# YOUR OBJECTIVE
Identify and reproduce every line holding the string "החיים".

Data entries
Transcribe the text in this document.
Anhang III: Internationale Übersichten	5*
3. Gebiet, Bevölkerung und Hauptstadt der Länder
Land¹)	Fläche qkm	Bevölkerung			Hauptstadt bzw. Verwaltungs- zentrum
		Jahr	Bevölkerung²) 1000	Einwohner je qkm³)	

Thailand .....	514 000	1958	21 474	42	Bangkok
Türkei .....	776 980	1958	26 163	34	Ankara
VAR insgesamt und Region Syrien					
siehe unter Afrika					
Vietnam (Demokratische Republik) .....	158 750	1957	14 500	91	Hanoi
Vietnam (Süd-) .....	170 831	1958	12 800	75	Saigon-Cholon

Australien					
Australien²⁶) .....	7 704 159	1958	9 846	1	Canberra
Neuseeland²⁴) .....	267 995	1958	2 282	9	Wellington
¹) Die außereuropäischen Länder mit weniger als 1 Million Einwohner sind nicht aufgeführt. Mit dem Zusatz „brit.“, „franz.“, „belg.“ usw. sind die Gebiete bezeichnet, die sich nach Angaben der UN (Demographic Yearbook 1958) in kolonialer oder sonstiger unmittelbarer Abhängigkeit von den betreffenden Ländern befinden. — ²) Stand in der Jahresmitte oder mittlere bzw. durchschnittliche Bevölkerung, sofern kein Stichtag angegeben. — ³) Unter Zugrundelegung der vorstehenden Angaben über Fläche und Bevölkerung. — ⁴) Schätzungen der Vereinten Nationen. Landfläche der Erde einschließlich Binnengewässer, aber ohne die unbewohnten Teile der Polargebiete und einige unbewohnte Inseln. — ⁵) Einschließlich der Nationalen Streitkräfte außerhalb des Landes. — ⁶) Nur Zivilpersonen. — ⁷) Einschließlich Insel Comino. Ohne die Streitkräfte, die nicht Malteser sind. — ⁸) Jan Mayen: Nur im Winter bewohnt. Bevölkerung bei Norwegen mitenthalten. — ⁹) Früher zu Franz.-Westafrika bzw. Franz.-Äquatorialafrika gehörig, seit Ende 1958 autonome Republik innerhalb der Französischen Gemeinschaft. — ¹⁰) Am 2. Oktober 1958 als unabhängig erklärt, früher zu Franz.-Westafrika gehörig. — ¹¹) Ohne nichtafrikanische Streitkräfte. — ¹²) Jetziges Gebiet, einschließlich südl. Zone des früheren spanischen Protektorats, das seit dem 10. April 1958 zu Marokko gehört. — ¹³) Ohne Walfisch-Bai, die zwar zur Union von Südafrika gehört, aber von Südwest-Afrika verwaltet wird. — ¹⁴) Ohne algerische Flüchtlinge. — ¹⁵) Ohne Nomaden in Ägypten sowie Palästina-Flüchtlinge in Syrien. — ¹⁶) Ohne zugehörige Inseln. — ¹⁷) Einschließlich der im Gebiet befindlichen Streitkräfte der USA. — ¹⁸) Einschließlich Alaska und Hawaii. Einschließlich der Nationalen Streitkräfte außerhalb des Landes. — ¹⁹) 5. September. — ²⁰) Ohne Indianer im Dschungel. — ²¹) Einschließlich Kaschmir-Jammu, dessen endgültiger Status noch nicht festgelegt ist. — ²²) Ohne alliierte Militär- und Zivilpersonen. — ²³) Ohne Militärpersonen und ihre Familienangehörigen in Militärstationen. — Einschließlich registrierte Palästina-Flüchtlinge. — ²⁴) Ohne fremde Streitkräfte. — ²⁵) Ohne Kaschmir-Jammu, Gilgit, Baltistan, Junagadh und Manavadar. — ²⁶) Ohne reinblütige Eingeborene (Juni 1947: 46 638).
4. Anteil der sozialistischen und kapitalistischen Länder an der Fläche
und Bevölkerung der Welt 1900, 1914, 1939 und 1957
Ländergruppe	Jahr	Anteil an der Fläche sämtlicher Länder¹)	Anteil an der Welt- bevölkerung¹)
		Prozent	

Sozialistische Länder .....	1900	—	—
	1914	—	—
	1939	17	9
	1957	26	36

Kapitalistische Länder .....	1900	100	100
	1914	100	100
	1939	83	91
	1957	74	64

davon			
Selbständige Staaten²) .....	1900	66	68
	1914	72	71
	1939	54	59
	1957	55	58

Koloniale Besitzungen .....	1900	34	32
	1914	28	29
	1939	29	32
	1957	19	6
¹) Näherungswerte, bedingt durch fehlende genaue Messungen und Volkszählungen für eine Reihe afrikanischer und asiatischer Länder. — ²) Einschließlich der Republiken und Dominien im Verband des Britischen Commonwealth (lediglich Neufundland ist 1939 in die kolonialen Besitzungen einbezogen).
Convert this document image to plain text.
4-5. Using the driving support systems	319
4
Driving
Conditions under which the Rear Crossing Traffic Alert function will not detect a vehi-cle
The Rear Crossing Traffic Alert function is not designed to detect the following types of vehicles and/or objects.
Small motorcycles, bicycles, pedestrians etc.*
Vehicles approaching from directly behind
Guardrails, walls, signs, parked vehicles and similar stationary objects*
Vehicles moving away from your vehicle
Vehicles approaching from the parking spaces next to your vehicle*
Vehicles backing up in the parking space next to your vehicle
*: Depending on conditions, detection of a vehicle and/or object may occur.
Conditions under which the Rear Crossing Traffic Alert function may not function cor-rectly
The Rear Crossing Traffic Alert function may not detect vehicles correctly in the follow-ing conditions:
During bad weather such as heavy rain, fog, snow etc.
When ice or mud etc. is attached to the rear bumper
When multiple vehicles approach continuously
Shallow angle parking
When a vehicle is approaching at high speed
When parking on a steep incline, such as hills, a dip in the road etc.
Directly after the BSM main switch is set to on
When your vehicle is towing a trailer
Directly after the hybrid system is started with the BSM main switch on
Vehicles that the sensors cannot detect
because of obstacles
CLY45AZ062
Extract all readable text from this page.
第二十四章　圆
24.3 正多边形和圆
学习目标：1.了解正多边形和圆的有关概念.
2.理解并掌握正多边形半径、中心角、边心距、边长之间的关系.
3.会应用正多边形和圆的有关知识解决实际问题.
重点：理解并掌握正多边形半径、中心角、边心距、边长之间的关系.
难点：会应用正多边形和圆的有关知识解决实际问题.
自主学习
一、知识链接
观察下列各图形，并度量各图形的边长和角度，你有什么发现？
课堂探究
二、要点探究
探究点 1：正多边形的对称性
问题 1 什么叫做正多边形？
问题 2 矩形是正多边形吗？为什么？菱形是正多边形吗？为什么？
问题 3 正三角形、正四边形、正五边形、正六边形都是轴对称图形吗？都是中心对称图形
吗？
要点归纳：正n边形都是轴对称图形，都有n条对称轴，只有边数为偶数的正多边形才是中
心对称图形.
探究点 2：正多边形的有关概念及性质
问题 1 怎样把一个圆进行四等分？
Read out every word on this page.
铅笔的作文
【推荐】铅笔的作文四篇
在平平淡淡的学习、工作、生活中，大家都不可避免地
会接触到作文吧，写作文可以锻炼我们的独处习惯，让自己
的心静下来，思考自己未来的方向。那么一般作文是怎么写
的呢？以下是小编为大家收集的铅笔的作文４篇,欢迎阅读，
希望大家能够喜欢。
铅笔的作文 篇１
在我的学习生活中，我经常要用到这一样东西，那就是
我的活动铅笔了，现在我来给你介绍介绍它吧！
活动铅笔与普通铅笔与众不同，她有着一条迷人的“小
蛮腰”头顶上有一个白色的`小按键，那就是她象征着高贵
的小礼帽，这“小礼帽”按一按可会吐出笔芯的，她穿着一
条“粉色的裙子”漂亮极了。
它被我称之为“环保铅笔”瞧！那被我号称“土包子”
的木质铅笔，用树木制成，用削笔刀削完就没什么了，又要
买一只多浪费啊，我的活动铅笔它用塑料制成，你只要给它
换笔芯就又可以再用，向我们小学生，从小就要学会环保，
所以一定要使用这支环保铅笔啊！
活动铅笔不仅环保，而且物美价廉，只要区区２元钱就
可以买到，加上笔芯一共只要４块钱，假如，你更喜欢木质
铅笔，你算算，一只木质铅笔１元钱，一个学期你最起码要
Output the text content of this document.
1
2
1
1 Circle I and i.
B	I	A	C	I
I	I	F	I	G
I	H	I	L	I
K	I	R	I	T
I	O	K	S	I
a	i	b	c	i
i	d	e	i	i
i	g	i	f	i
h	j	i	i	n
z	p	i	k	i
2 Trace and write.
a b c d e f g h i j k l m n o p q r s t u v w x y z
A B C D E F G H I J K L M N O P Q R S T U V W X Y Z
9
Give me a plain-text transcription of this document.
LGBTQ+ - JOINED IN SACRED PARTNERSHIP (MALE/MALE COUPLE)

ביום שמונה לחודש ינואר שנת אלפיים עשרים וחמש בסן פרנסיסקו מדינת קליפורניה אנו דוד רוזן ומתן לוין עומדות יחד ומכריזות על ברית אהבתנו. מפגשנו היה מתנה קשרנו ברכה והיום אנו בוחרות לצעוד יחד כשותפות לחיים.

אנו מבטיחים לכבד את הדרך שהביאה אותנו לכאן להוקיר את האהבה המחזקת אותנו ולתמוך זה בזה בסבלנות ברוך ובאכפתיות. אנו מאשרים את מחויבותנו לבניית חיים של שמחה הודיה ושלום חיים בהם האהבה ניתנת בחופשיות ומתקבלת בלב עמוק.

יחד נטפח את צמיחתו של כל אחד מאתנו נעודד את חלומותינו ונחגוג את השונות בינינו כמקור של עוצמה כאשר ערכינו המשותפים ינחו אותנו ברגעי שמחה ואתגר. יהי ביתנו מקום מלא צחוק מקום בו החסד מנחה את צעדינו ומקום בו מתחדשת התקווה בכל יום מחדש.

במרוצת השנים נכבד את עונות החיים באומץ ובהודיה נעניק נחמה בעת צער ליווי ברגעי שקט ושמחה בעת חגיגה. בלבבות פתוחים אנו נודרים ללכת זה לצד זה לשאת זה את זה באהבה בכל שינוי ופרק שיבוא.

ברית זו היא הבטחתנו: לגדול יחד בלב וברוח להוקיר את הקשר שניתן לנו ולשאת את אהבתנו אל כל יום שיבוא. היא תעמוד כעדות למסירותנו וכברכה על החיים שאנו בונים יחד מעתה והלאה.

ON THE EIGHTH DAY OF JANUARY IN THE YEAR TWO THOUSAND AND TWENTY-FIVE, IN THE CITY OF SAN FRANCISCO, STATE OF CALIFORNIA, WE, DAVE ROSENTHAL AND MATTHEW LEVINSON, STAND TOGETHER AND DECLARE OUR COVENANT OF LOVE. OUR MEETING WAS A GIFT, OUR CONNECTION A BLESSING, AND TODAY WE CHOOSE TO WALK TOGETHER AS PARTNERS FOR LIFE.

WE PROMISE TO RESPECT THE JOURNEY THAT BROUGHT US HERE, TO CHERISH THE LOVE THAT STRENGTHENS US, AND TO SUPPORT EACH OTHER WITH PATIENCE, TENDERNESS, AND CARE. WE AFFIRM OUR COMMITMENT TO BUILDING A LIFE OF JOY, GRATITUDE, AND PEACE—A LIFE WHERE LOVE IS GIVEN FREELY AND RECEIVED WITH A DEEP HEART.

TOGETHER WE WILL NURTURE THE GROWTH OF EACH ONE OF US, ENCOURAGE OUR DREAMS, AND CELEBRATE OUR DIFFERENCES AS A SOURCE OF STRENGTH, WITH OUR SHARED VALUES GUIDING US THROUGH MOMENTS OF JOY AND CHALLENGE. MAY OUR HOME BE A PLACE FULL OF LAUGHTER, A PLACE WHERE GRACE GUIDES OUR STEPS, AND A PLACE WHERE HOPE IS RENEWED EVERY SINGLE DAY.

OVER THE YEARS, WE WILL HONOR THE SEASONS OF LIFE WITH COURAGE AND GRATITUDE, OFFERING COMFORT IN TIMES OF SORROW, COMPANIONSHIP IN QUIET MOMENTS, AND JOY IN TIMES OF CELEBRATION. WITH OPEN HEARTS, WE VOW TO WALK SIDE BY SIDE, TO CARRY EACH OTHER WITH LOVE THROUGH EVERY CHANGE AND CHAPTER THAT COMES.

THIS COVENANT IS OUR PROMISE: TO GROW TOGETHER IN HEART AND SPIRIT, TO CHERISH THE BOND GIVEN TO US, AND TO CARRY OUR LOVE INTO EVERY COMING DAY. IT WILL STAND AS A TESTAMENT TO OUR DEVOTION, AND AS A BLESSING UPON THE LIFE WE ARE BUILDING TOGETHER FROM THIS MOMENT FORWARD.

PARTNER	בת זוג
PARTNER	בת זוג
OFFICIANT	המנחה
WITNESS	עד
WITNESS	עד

# ANSWER TO THIS PROBLEM
במרוצת השנים נכבד את עונות החיים באומץ ובהודיה נעניק נחמה בעת צער ליווי ברגעי שקט ושמחה בעת חגיגה. בלבבות פתוחים אנו נודרים ללכת זה לצד זה לשאת זה את זה באהבה בכל שינוי ופרק שיבוא.
ברית זו היא הבטחתנו: לגדול יחד בלב וברוח להוקיר את הקשר שניתן לנו ולשאת את אהבתנו אל כל יום שיבוא. היא תעמוד כעדות למסירותנו וכברכה על החיים שאנו בונים יחד מעתה והלאה.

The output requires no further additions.